Do these three statements agree with the figure caption on social transfer of pain below? Answer yes or no for each and quote the caption's deciding words.
1. Light stimulation was delivered in cycles of 8 s on and 2 s off.
2. Panel F shows a single fiber optic implant above the NAc core.
3. The dotted line marks mean baseline thresholds for all groups.

▶ **Text excerpt**

==============================

Fig. 3. ACC→NAc projections bidirectionally control social transfer of pain.

(A) Schematic of viral injection and experimental timeline. Light stimulation (~5–15 mW, 8 s on/2 s off) periods represented by yellow-green boxes. (B) Schematic shows fiber optic implant above the ACC. First light off test of mechanical sensitivity (VF) of YFP and NpHR injected mice immediately after 1 h social transfer with ACC inhibition. (C) Mechanical sensitivity during averaged (n=2) light off and light on sessions of ACC inhibition. (D) Schematic shows fiber optic implant above the ACC. First light off test of mechanical sensitivity of YFP and NpHR injected TRAP2 mice immediately after 1 h social transfer with ACC-TRAP inhibition. (E) Mechanical sensitivity during averaged (n=2) light off and light on sessions of ACC-TRAP inhibition. (F) Schematic of bilateral fiber optic implants above the NAc core. First light off test of mechanical sensitivity of YFP and NpHR injected mice immediately after 1 h social transfer with ACC→NAc input inhibition. (G) Mechanical sensitivity during averaged (n=2) light off and light on sessions of ACC→NAc input inhibition. (H) First light off test of mechanical sensitivity at 0, 4, 24, 48, 74 h and 1 wk post 1 h social interaction with ACC→NAc input inhibition. Data are means ± s.e.m. Dotted line (---) represents mean baseline thresholds for all groups. *P < 0.05, **P < 0.01, ***P < 0.001, **** P < 0.0001; One-way ANOVA with Holm-Sidak post hoc tests comparing YFP to matched NpHR groups (B–G) and two-way repeated measures ANOVA with Holm-Sidak post hoc tests comparing treatment groups to baseline at each timepoint, notation is the least significant p value of all comparisons (H). All statistical measure details are presented in Table S1C.

==============================

▶ **Entries supplied**

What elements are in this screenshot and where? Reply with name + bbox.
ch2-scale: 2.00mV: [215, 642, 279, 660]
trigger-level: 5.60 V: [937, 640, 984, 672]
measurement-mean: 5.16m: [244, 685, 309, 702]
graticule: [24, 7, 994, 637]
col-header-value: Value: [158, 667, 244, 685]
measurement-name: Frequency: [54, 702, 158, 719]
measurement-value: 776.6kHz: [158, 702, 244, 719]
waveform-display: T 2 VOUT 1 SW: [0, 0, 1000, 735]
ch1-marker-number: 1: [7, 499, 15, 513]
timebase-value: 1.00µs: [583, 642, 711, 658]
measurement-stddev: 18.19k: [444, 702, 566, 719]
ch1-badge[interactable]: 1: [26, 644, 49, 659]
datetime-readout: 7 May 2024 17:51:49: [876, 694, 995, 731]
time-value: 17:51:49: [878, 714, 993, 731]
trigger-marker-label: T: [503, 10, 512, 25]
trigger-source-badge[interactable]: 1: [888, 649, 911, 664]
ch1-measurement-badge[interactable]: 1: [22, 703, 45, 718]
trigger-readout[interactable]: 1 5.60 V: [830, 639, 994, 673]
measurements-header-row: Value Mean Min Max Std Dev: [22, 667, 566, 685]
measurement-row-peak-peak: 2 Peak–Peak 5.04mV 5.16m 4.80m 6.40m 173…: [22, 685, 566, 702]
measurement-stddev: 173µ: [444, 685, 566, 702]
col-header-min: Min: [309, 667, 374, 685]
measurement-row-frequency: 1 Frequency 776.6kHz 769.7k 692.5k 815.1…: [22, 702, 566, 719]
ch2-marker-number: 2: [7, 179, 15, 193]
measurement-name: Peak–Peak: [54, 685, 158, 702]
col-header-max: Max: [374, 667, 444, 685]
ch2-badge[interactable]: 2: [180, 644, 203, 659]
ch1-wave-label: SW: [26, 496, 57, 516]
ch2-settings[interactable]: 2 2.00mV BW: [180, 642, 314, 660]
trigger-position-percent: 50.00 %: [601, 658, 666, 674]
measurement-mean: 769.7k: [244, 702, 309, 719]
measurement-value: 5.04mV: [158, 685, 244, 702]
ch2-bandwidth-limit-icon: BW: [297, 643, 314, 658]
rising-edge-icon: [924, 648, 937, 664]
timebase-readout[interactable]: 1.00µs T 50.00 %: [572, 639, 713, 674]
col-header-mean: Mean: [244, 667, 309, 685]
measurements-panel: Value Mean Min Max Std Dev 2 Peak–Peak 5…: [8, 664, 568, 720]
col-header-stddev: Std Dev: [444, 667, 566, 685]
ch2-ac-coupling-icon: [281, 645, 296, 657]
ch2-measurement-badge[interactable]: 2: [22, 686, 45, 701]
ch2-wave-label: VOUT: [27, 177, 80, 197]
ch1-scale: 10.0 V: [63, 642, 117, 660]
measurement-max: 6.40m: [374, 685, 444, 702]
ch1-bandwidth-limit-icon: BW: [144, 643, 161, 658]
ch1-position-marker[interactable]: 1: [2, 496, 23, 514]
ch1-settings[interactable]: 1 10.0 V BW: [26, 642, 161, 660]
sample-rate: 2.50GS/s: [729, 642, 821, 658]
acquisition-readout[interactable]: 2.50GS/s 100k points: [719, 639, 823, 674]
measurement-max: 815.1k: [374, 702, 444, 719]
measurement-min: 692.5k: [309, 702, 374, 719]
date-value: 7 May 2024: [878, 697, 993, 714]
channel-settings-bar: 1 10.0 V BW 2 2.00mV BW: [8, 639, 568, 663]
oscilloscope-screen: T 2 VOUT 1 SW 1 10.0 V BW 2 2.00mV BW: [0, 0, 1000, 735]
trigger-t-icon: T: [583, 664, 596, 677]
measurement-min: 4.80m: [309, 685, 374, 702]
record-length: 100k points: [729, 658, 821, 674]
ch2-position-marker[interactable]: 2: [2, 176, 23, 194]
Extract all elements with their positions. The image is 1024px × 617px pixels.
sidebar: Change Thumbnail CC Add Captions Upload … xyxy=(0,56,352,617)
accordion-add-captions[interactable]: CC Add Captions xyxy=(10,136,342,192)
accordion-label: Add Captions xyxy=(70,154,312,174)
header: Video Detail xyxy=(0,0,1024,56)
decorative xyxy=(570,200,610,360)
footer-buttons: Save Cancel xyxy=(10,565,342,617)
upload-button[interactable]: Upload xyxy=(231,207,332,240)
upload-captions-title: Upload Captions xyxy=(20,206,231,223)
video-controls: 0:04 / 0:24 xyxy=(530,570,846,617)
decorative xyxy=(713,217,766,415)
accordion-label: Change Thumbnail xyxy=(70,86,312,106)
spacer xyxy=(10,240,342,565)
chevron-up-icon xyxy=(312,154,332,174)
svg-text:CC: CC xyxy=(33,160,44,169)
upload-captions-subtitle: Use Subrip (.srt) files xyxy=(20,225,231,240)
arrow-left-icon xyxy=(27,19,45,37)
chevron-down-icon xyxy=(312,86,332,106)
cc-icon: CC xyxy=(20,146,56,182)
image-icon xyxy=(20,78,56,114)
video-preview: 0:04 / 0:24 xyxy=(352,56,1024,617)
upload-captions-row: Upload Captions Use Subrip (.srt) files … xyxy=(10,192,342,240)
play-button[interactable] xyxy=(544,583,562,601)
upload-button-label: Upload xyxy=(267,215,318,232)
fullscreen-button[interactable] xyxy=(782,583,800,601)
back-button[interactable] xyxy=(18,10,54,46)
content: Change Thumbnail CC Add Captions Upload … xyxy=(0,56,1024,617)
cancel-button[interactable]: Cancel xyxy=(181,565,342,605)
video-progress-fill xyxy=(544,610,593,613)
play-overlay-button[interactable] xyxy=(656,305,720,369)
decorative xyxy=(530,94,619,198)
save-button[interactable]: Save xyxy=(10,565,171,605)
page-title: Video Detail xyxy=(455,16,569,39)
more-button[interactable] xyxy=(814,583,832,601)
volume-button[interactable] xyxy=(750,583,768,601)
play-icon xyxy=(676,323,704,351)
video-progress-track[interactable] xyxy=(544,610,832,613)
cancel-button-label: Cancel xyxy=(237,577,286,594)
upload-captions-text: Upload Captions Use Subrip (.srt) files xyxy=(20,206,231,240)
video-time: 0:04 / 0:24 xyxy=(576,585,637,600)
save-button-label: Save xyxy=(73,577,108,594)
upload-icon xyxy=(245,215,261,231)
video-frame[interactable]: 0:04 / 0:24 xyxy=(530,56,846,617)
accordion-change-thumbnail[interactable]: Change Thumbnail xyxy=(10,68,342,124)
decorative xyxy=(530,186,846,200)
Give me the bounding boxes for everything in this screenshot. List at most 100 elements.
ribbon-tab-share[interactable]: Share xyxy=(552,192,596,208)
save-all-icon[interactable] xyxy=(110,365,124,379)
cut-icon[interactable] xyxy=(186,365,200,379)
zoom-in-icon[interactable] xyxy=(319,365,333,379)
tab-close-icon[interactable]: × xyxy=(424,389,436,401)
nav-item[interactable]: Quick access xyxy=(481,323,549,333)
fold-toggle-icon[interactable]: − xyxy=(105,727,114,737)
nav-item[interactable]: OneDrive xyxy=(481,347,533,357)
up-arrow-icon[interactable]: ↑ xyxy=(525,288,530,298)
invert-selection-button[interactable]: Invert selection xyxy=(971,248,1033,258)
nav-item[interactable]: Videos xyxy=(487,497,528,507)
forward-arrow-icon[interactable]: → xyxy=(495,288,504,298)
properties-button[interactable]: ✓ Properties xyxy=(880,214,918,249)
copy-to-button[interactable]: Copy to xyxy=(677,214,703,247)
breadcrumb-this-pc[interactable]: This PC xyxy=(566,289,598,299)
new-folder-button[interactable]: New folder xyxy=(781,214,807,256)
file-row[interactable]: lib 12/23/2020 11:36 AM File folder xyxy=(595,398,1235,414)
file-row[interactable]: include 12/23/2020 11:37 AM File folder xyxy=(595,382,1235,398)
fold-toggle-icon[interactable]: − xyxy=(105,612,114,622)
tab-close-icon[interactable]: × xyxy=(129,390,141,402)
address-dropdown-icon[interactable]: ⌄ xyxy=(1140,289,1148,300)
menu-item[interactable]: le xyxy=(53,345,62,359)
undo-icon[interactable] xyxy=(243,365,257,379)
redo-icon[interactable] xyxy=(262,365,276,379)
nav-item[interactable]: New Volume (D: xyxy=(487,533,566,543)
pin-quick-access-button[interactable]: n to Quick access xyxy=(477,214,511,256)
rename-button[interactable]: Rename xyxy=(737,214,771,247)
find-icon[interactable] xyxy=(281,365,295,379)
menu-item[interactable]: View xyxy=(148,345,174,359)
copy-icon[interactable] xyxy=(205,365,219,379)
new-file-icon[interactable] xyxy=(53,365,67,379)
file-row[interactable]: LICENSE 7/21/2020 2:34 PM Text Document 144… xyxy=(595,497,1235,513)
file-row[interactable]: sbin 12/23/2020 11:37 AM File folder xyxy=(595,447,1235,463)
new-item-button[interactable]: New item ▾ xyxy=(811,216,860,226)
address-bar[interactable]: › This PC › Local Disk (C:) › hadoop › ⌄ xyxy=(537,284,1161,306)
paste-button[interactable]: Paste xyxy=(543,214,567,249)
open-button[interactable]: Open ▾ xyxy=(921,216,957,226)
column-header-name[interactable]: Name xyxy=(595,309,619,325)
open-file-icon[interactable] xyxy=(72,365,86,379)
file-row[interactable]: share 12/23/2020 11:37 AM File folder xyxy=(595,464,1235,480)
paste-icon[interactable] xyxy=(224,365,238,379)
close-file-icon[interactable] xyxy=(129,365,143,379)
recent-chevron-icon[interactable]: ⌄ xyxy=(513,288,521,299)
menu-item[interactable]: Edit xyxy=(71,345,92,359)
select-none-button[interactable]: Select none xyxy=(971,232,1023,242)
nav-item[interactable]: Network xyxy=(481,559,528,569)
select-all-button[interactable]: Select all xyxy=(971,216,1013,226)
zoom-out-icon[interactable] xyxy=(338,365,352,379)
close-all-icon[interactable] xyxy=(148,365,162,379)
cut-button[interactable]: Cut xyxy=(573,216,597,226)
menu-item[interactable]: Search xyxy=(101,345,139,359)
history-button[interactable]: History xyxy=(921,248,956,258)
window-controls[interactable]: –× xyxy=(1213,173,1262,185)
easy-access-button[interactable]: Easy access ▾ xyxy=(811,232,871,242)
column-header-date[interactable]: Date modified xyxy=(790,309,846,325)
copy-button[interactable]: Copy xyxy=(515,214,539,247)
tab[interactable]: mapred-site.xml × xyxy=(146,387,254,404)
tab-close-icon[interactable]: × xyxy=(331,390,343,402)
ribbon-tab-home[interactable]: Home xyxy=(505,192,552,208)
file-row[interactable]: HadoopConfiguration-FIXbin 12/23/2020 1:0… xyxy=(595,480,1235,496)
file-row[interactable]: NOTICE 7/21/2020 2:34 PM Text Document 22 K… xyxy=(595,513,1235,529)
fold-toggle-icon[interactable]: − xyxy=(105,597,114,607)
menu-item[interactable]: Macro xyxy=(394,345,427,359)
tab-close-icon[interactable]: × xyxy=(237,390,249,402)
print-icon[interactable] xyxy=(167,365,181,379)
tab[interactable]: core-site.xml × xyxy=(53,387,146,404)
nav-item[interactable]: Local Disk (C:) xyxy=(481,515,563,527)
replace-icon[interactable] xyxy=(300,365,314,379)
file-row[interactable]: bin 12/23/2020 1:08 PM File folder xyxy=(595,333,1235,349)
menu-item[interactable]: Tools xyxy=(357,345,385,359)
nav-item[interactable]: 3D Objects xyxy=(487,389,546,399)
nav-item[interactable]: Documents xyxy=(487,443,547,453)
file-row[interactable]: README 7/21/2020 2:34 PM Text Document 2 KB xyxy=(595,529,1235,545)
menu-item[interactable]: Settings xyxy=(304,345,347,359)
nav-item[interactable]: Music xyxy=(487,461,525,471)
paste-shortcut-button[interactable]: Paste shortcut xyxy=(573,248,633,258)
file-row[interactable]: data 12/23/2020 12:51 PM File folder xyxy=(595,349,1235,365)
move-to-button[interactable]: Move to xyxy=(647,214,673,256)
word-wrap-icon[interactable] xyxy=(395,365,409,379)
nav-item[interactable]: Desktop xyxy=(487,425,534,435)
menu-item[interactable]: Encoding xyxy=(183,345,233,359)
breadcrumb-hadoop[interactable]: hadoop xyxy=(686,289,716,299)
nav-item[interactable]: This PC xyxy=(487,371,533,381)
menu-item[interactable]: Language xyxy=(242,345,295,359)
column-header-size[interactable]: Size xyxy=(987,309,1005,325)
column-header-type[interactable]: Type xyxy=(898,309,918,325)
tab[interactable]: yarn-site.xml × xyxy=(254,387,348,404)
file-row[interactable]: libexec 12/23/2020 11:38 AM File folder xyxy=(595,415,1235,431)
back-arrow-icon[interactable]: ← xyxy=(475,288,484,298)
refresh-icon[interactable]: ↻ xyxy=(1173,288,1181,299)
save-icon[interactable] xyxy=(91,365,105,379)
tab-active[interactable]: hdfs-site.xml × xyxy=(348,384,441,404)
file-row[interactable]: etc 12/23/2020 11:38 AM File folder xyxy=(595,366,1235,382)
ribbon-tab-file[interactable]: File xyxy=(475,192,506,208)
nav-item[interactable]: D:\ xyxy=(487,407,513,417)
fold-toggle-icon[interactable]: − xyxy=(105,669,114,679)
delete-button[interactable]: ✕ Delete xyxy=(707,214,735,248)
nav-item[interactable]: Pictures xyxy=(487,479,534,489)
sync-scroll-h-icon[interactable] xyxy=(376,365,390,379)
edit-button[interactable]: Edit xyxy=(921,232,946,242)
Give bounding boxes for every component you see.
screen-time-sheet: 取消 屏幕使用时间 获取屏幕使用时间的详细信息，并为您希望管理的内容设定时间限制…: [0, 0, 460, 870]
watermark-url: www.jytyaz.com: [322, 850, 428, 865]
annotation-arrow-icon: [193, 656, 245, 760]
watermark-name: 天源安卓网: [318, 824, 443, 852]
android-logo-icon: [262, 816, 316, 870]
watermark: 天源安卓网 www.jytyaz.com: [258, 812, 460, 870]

==============================

▶ **Task result**
1. Yes: "8 s on/2 s off"
2. No: "Schematic of bilateral fiber optic implants above the NAc core"
3. Yes: "Dotted line (---) represents mean baseline thresholds for all groups"